* _Exercise_
List each line of the data that holds the string "обучающихся".

* _Record excerpts_
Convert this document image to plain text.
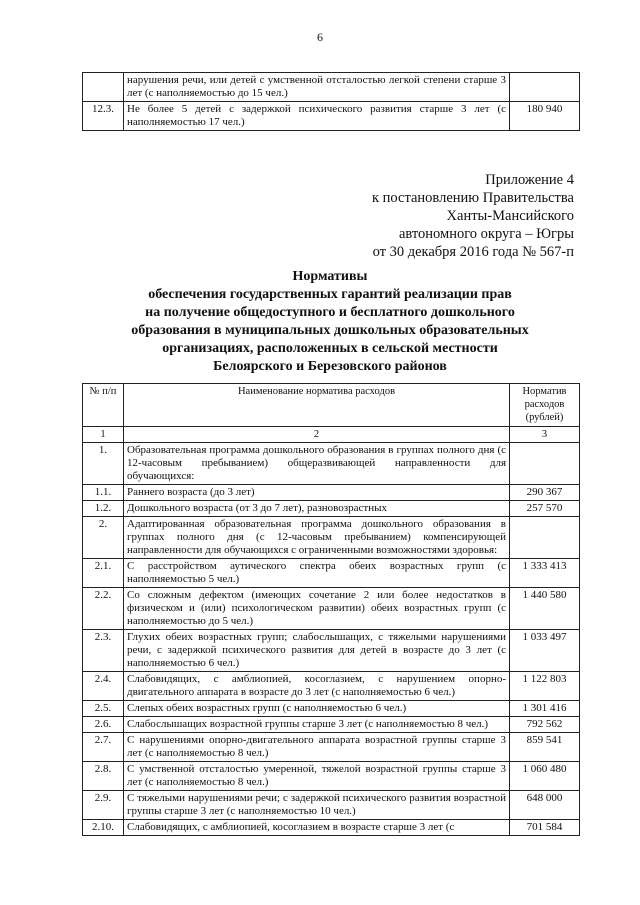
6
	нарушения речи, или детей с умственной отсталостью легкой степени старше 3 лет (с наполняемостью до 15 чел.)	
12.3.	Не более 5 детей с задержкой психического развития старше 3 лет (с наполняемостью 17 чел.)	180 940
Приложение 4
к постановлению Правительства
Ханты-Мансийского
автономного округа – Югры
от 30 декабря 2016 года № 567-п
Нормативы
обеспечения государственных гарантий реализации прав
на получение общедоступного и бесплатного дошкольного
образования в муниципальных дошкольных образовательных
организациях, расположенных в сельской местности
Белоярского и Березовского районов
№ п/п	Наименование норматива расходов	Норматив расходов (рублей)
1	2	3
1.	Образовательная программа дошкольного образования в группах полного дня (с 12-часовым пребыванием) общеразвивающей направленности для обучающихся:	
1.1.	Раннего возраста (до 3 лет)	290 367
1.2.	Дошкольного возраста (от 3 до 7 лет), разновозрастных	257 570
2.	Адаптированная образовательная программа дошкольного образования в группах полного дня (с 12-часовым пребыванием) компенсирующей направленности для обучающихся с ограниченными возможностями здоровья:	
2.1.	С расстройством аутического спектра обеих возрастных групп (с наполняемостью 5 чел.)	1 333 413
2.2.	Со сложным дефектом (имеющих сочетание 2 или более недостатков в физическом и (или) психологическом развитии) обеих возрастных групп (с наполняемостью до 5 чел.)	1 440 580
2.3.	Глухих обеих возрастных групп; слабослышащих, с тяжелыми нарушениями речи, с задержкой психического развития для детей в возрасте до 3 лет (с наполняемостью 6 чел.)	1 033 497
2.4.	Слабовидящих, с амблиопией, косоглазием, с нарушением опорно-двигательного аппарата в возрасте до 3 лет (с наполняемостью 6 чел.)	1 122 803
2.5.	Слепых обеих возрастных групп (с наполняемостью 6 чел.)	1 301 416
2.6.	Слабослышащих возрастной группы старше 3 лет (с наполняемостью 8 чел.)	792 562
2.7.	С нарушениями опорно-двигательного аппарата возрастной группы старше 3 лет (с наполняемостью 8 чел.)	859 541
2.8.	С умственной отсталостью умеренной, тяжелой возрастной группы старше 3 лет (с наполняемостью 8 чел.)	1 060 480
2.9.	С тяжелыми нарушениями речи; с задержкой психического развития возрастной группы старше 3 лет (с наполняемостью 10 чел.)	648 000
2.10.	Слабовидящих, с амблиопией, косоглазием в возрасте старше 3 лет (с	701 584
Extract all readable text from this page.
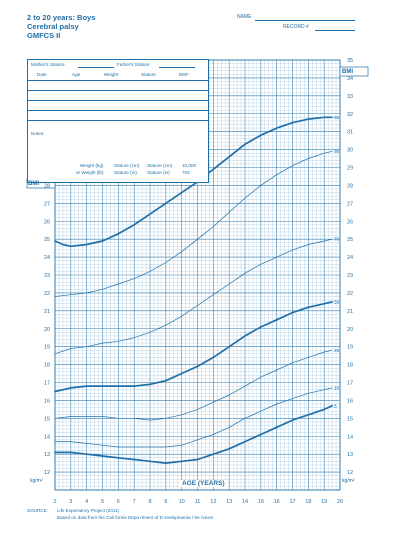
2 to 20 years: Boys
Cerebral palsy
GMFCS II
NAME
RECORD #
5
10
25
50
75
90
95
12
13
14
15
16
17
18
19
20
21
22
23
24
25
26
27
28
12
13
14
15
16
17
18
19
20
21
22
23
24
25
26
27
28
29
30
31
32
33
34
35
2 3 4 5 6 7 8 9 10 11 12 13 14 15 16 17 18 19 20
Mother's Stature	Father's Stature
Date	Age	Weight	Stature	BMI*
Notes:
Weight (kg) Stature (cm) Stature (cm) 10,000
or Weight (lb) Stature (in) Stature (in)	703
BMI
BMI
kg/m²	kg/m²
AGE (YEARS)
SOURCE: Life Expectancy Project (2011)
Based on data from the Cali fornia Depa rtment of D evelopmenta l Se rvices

* _Answer to the problem_
1.	Образовательная программа дошкольного образования в группах полного дня (с 12-часовым пребыванием) общеразвивающей направленности для обучающихся:	
2.	Адаптированная образовательная программа дошкольного образования в группах полного дня (с 12-часовым пребыванием) компенсирующей направленности для обучающихся с ограниченными возможностями здоровья:	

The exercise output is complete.